## Begin ENTRIES SHOWN

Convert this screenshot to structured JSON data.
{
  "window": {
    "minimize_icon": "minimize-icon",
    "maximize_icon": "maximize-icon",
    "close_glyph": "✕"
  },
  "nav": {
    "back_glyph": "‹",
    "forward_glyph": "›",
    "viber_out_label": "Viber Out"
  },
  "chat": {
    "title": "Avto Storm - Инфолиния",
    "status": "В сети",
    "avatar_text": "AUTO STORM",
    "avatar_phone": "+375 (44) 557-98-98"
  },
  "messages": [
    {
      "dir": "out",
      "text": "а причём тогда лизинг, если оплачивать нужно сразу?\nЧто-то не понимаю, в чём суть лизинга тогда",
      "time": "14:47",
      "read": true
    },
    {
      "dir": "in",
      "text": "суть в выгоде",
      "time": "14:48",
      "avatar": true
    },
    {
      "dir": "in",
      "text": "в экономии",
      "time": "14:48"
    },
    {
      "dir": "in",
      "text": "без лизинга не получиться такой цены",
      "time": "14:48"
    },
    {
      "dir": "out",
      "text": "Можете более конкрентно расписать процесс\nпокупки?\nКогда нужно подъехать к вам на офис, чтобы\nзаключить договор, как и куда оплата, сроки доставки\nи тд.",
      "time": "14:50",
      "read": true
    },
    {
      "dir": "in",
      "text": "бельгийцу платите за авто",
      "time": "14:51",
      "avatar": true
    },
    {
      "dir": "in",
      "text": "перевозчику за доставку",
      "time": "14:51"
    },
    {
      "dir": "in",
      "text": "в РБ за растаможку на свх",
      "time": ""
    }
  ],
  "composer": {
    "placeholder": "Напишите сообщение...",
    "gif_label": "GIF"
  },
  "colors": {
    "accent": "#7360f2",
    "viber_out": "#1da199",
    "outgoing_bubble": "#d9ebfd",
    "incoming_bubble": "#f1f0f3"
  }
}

## End ENTRIES SHOWN

Your task is to print all of the records exactly.

## SOLUTION TO THE PROBLEM
Convert this screenshot to structured JSON data.
{
  "window": {
    "minimize_icon": "minimize-icon",
    "maximize_icon": "maximize-icon",
    "close_glyph": "✕"
  },
  "nav": {
    "back_glyph": "‹",
    "forward_glyph": "›",
    "viber_out_label": "Viber Out"
  },
  "chat": {
    "title": "Avto Storm - Инфолиния",
    "status": "В сети",
    "avatar_text": "AUTO STORM",
    "avatar_phone": "+375 (44) 557-98-98"
  },
  "messages": [
    {
      "dir": "out",
      "text": "а причём тогда лизинг, если оплачивать нужно сразу?\nЧто-то не понимаю, в чём суть лизинга тогда",
      "time": "14:47",
      "read": true
    },
    {
      "dir": "in",
      "text": "суть в выгоде",
      "time": "14:48",
      "avatar": true
    },
    {
      "dir": "in",
      "text": "в экономии",
      "time": "14:48"
    },
    {
      "dir": "in",
      "text": "без лизинга не получиться такой цены",
      "time": "14:48"
    },
    {
      "dir": "out",
      "text": "Можете более конкрентно расписать процесс\nпокупки?\nКогда нужно подъехать к вам на офис, чтобы\nзаключить договор, как и куда оплата, сроки доставки\nи тд.",
      "time": "14:50",
      "read": true
    },
    {
      "dir": "in",
      "text": "бельгийцу платите за авто",
      "time": "14:51",
      "avatar": true
    },
    {
      "dir": "in",
      "text": "перевозчику за доставку",
      "time": "14:51"
    },
    {
      "dir": "in",
      "text": "в РБ за растаможку на свх",
      "time": ""
    }
  ],
  "composer": {
    "placeholder": "Напишите сообщение...",
    "gif_label": "GIF"
  },
  "colors": {
    "accent": "#7360f2",
    "viber_out": "#1da199",
    "outgoing_bubble": "#d9ebfd",
    "incoming_bubble": "#f1f0f3"
  }
}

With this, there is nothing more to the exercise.